Prompt>
The data below is to be returned in full and exactly.

Data supplied>
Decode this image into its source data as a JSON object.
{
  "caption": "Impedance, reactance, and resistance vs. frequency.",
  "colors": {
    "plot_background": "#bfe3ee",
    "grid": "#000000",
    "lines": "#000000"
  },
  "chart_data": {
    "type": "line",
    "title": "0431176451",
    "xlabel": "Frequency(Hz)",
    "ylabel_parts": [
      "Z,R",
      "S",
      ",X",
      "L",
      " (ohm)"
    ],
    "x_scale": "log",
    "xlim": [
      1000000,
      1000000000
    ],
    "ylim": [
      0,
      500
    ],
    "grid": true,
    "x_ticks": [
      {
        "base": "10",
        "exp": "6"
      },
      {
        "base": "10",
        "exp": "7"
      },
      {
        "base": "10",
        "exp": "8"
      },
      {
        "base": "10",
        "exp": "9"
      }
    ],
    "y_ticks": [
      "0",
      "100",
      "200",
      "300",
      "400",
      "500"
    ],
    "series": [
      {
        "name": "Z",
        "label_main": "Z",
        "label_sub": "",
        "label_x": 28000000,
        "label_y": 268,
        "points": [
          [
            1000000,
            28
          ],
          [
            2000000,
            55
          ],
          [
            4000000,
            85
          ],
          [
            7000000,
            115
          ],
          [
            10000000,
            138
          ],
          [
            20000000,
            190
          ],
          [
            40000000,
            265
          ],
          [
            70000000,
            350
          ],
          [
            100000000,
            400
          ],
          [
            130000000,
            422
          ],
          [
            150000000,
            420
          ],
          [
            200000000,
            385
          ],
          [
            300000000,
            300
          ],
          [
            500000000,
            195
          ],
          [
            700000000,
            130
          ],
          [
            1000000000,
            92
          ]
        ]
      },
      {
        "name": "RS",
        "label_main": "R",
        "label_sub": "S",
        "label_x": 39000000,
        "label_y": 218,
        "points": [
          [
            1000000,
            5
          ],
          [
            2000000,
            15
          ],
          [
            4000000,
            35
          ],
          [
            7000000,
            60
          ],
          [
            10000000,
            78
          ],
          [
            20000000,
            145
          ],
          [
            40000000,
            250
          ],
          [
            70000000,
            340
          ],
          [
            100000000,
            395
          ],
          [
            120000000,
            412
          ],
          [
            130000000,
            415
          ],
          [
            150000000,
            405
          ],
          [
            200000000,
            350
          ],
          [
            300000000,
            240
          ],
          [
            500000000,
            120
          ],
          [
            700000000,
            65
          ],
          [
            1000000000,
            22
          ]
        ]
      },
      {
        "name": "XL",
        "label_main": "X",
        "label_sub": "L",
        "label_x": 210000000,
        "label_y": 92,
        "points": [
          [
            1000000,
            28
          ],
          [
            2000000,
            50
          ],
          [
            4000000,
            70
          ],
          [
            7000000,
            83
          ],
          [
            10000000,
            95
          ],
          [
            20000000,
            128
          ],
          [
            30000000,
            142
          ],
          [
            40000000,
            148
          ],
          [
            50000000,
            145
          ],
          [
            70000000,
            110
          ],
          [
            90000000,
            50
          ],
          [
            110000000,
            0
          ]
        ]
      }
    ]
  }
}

Answer to this task>
Decode this image into its source data as a JSON object.
{
  "caption": "Impedance, reactance, and resistance vs. frequency.",
  "colors": {
    "plot_background": "#bfe3ee",
    "grid": "#000000",
    "lines": "#000000"
  },
  "chart_data": {
    "type": "line",
    "title": "0431176451",
    "xlabel": "Frequency(Hz)",
    "ylabel_parts": [
      "Z,R",
      "S",
      ",X",
      "L",
      " (ohm)"
    ],
    "x_scale": "log",
    "xlim": [
      1000000,
      1000000000
    ],
    "ylim": [
      0,
      500
    ],
    "grid": true,
    "x_ticks": [
      {
        "base": "10",
        "exp": "6"
      },
      {
        "base": "10",
        "exp": "7"
      },
      {
        "base": "10",
        "exp": "8"
      },
      {
        "base": "10",
        "exp": "9"
      }
    ],
    "y_ticks": [
      "0",
      "100",
      "200",
      "300",
      "400",
      "500"
    ],
    "series": [
      {
        "name": "Z",
        "label_main": "Z",
        "label_sub": "",
        "label_x": 28000000,
        "label_y": 268,
        "points": [
          [
            1000000,
            28
          ],
          [
            2000000,
            55
          ],
          [
            4000000,
            85
          ],
          [
            7000000,
            115
          ],
          [
            10000000,
            138
          ],
          [
            20000000,
            190
          ],
          [
            40000000,
            265
          ],
          [
            70000000,
            350
          ],
          [
            100000000,
            400
          ],
          [
            130000000,
            422
          ],
          [
            150000000,
            420
          ],
          [
            200000000,
            385
          ],
          [
            300000000,
            300
          ],
          [
            500000000,
            195
          ],
          [
            700000000,
            130
          ],
          [
            1000000000,
            92
          ]
        ]
      },
      {
        "name": "RS",
        "label_main": "R",
        "label_sub": "S",
        "label_x": 39000000,
        "label_y": 218,
        "points": [
          [
            1000000,
            5
          ],
          [
            2000000,
            15
          ],
          [
            4000000,
            35
          ],
          [
            7000000,
            60
          ],
          [
            10000000,
            78
          ],
          [
            20000000,
            145
          ],
          [
            40000000,
            250
          ],
          [
            70000000,
            340
          ],
          [
            100000000,
            395
          ],
          [
            120000000,
            412
          ],
          [
            130000000,
            415
          ],
          [
            150000000,
            405
          ],
          [
            200000000,
            350
          ],
          [
            300000000,
            240
          ],
          [
            500000000,
            120
          ],
          [
            700000000,
            65
          ],
          [
            1000000000,
            22
          ]
        ]
      },
      {
        "name": "XL",
        "label_main": "X",
        "label_sub": "L",
        "label_x": 210000000,
        "label_y": 92,
        "points": [
          [
            1000000,
            28
          ],
          [
            2000000,
            50
          ],
          [
            4000000,
            70
          ],
          [
            7000000,
            83
          ],
          [
            10000000,
            95
          ],
          [
            20000000,
            128
          ],
          [
            30000000,
            142
          ],
          [
            40000000,
            148
          ],
          [
            50000000,
            145
          ],
          [
            70000000,
            110
          ],
          [
            90000000,
            50
          ],
          [
            110000000,
            0
          ]
        ]
      }
    ]
  }
}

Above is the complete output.